→ DATA TO USE
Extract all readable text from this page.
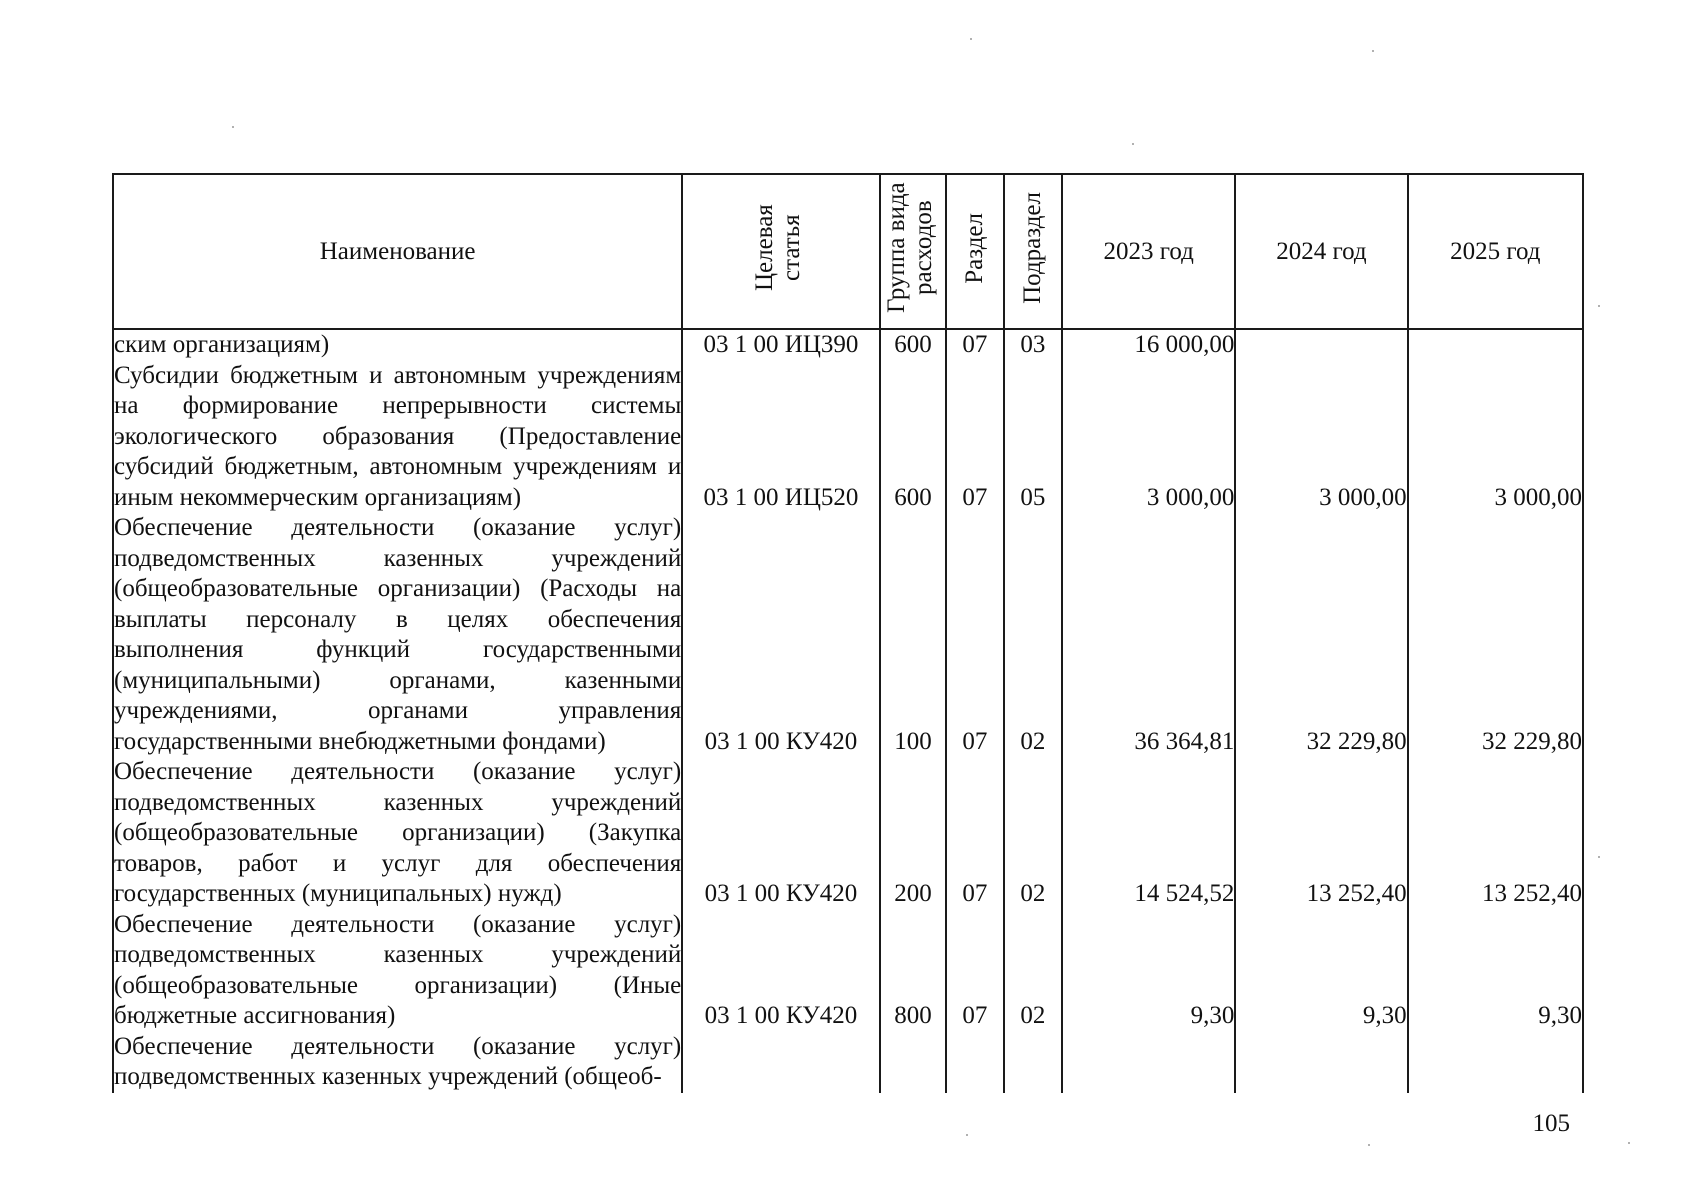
Наименование	Целевая статья	Группа вида расходов	Раздел	Подраздел	2023 год	2024 год	2025 год
ским организациям)	03 1 00 ИЦ390	600	07	03	16 000,00		
Субсидии бюджетным и автономным учреждениям на формирование непрерывности системы экологического образования (Предоставление субсидий бюджетным, автономным учреждениям и иным некоммерческим организациям)	03 1 00 ИЦ520	600	07	05	3 000,00	3 000,00	3 000,00
Обеспечение деятельности (оказание услуг) подведомственных казенных учреждений (общеобразовательные организации) (Расходы на выплаты персоналу в целях обеспечения выполнения функций государственными (муниципальными) органами, казенными учреждениями, органами управления государственными внебюджетными фондами)	03 1 00 КУ420	100	07	02	36 364,81	32 229,80	32 229,80
Обеспечение деятельности (оказание услуг) подведомственных казенных учреждений (общеобразовательные организации) (Закупка товаров, работ и услуг для обеспечения государственных (муниципальных) нужд)	03 1 00 КУ420	200	07	02	14 524,52	13 252,40	13 252,40
Обеспечение деятельности (оказание услуг) подведомственных казенных учреждений (общеобразовательные организации) (Иные бюджетные ассигнования)	03 1 00 КУ420	800	07	02	9,30	9,30	9,30
Обеспечение деятельности (оказание услуг) подведомственных казенных учреждений (общеоб-							
105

→ EXERCISE
Your task is to repeat the data above exactly while excluding the pictures.

→ THE ANSWER
Extract all readable text from this page.
Наименование	Целевая статья	Группа вида расходов	Раздел	Подраздел	2023 год	2024 год	2025 год
ским организациям)	03 1 00 ИЦ390	600	07	03	16 000,00		
Субсидии бюджетным и автономным учреждениям на формирование непрерывности системы экологического образования (Предоставление субсидий бюджетным, автономным учреждениям и иным некоммерческим организациям)	03 1 00 ИЦ520	600	07	05	3 000,00	3 000,00	3 000,00
Обеспечение деятельности (оказание услуг) подведомственных казенных учреждений (общеобразовательные организации) (Расходы на выплаты персоналу в целях обеспечения выполнения функций государственными (муниципальными) органами, казенными учреждениями, органами управления государственными внебюджетными фондами)	03 1 00 КУ420	100	07	02	36 364,81	32 229,80	32 229,80
Обеспечение деятельности (оказание услуг) подведомственных казенных учреждений (общеобразовательные организации) (Закупка товаров, работ и услуг для обеспечения государственных (муниципальных) нужд)	03 1 00 КУ420	200	07	02	14 524,52	13 252,40	13 252,40
Обеспечение деятельности (оказание услуг) подведомственных казенных учреждений (общеобразовательные организации) (Иные бюджетные ассигнования)	03 1 00 КУ420	800	07	02	9,30	9,30	9,30
Обеспечение деятельности (оказание услуг) подведомственных казенных учреждений (общеоб-							
105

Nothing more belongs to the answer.